This is where a lot of that "great cast" I mentioned comes in.  There's Bruce, of course--one of my favorite actors--supported by guys like Will Patton (THE POSTMAN), Steve Buscemi (FARGO, CON AIR), Michael Clarke Duncan (THE GREEN MILE), Owen Wilson (THE WEDDING CRASHERS), and Ben Affleck.  Ben Affleck? 

Okay, they're not all "great", exactly.  But Ben does a pretty good job as Harry's irresponsible protege', A.J., who gets Harry's dander up by falling in love with his daughter Grace (the ever-popular Liv Tyler).  Harry don't want his li'l girl marryin' no roughneck, so A.J. must prove himself worthy, which he eventually does, of course. 

And then there's Billy Bob Thornton (SLING BLADE) as Dan Truman, the NASA head honcho who coordinates the mission, Jason Isaacs (SOLDIER) as NASA's Mr. Wizard, William Fichtner (CONTACT, THE DARK KNIGHT) as shuttle pilot  Colonel Sharp, Keith David (JOHN CARPENTER'S THE THING) as a military officer who is skeptical of the mission's success, and Peter Stormare (FARGO) as Lev, a cosmonaut who ends up on the mission when the Russian space station he's been stuck on for months explodes while the shuttles are refueling.  Like I said, this is one awesome cast.  And Ben Affleck.

# DATA RECORDS
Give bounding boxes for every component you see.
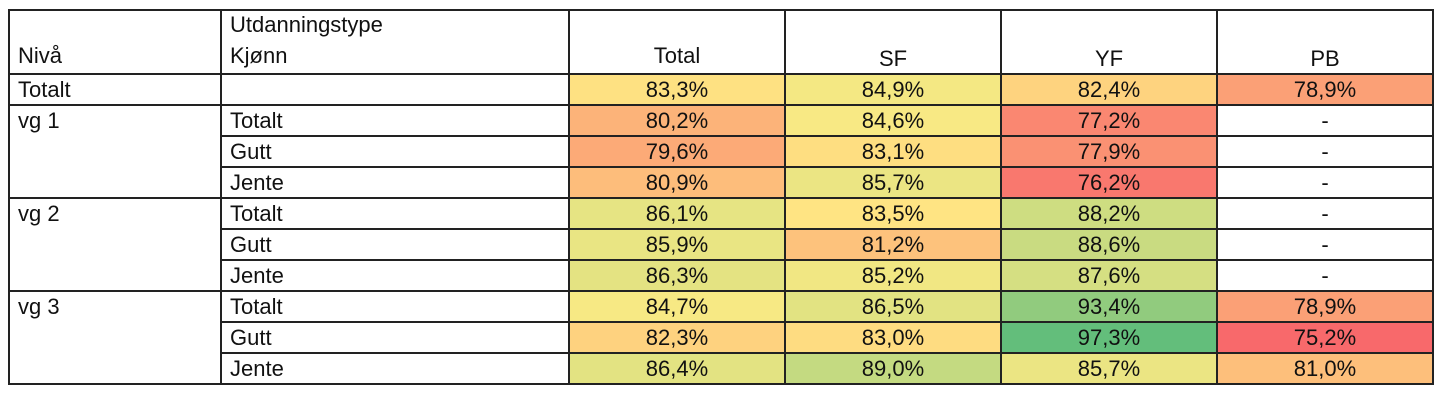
value-cell-pb: 78,9% [1216, 290, 1434, 323]
value-cell-pb: - [1216, 197, 1434, 230]
value-cell-yf: 88,2% [1000, 197, 1218, 230]
table-row: vg 3 Totalt 84,7% 86,5% 93,4% 78,9% [8, 290, 1434, 385]
value-cell-sf: 85,7% [784, 166, 1002, 199]
level-cell: vg 3 [8, 290, 222, 385]
gender-cell: Jente [220, 352, 570, 385]
header-gender-label: Kjønn [220, 39, 570, 75]
value-cell-pb: - [1216, 135, 1434, 168]
value-cell-sf: 83,0% [784, 321, 1002, 354]
table-row: Totalt 83,3% 84,9% 82,4% 78,9% [8, 73, 1434, 106]
gender-cell: Gutt [220, 228, 570, 261]
header-row-bottom: Nivå Kjønn Total [8, 39, 1433, 75]
value-cell-sf: 83,5% [784, 197, 1002, 230]
value-cell-yf: 77,2% [1000, 104, 1218, 137]
gender-cell: Totalt [220, 197, 570, 230]
value-cell-total: 86,4% [568, 352, 786, 385]
level-cell: vg 2 [8, 197, 222, 292]
value-cell-pb: - [1216, 228, 1434, 261]
value-cell-yf: 87,6% [1000, 259, 1218, 292]
table-row: Gutt 82,3% 83,0% 97,3% 75,2% [9, 321, 1434, 354]
value-cell-total: 85,9% [568, 228, 786, 261]
header-sf: SF [784, 9, 1002, 75]
gender-cell [220, 73, 570, 106]
header-corner-cell [8, 9, 222, 39]
header-total-top [568, 9, 786, 39]
table-row: Gutt 85,9% 81,2% 88,6% - [9, 228, 1434, 261]
value-cell-sf: 81,2% [784, 228, 1002, 261]
value-cell-total: 82,3% [568, 321, 786, 354]
value-cell-yf: 97,3% [1000, 321, 1218, 354]
value-cell-total: 86,1% [568, 197, 786, 230]
header-type-label: Utdanningstype [220, 9, 570, 39]
table-row: Jente 86,4% 89,0% 85,7% 81,0% [9, 352, 1434, 385]
value-cell-pb: 75,2% [1216, 321, 1434, 354]
value-cell-sf: 83,1% [784, 135, 1002, 168]
value-cell-total: 86,3% [568, 259, 786, 292]
value-cell-total: 79,6% [568, 135, 786, 168]
header-pb: PB [1216, 9, 1434, 75]
value-cell-yf: 93,4% [1000, 290, 1218, 323]
value-cell-yf: 82,4% [1000, 73, 1218, 106]
gender-cell: Totalt [220, 104, 570, 137]
table-row: vg 2 Totalt 86,1% 83,5% 88,2% - [8, 197, 1434, 292]
header-row-top: Utdanningstype SF YF PB [8, 9, 1434, 75]
value-cell-sf: 84,9% [784, 73, 1002, 106]
gender-cell: Gutt [220, 135, 570, 168]
value-cell-sf: 84,6% [784, 104, 1002, 137]
value-cell-total: 83,3% [568, 73, 786, 106]
table-body: Totalt 83,3% 84,9% 82,4% 78,9% vg 1 Totalt 80,2… [8, 73, 1434, 385]
gender-cell: Gutt [220, 321, 570, 354]
value-cell-yf: 88,6% [1000, 228, 1218, 261]
results-table: Utdanningstype SF YF PB Nivå Kjønn Total… [8, 9, 1434, 385]
value-cell-total: 80,9% [568, 166, 786, 199]
gender-cell: Jente [220, 259, 570, 292]
value-cell-pb: 81,0% [1216, 352, 1434, 385]
value-cell-total: 80,2% [568, 104, 786, 137]
value-cell-pb: - [1216, 259, 1434, 292]
header-total: Total [568, 39, 786, 75]
level-cell: vg 1 [8, 104, 222, 199]
level-cell: Totalt [8, 73, 222, 106]
table-row: Jente 80,9% 85,7% 76,2% - [9, 166, 1434, 199]
table-row: vg 1 Totalt 80,2% 84,6% 77,2% - [8, 104, 1434, 199]
table-row: Jente 86,3% 85,2% 87,6% - [9, 259, 1434, 292]
value-cell-yf: 77,9% [1000, 135, 1218, 168]
header-yf: YF [1000, 9, 1218, 75]
value-cell-yf: 76,2% [1000, 166, 1218, 199]
header-level-label: Nivå [8, 39, 222, 75]
value-cell-yf: 85,7% [1000, 352, 1218, 385]
value-cell-pb: - [1216, 104, 1434, 137]
value-cell-total: 84,7% [568, 290, 786, 323]
value-cell-pb: 78,9% [1216, 73, 1434, 106]
value-cell-sf: 89,0% [784, 352, 1002, 385]
gender-cell: Totalt [220, 290, 570, 323]
gender-cell: Jente [220, 166, 570, 199]
value-cell-pb: - [1216, 166, 1434, 199]
table-row: Gutt 79,6% 83,1% 77,9% - [9, 135, 1434, 168]
value-cell-sf: 86,5% [784, 290, 1002, 323]
value-cell-sf: 85,2% [784, 259, 1002, 292]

# OBJECTIVE
In the movie cast review, how does Lev come to be on the mission? Answer in one to three sentences. The material has no connection to the text.

# WRITTEN RESPONSE
Lev, a cosmonaut, has been stuck on a Russian space station for months. He ends up on the mission when that station explodes while the shuttles are refueling.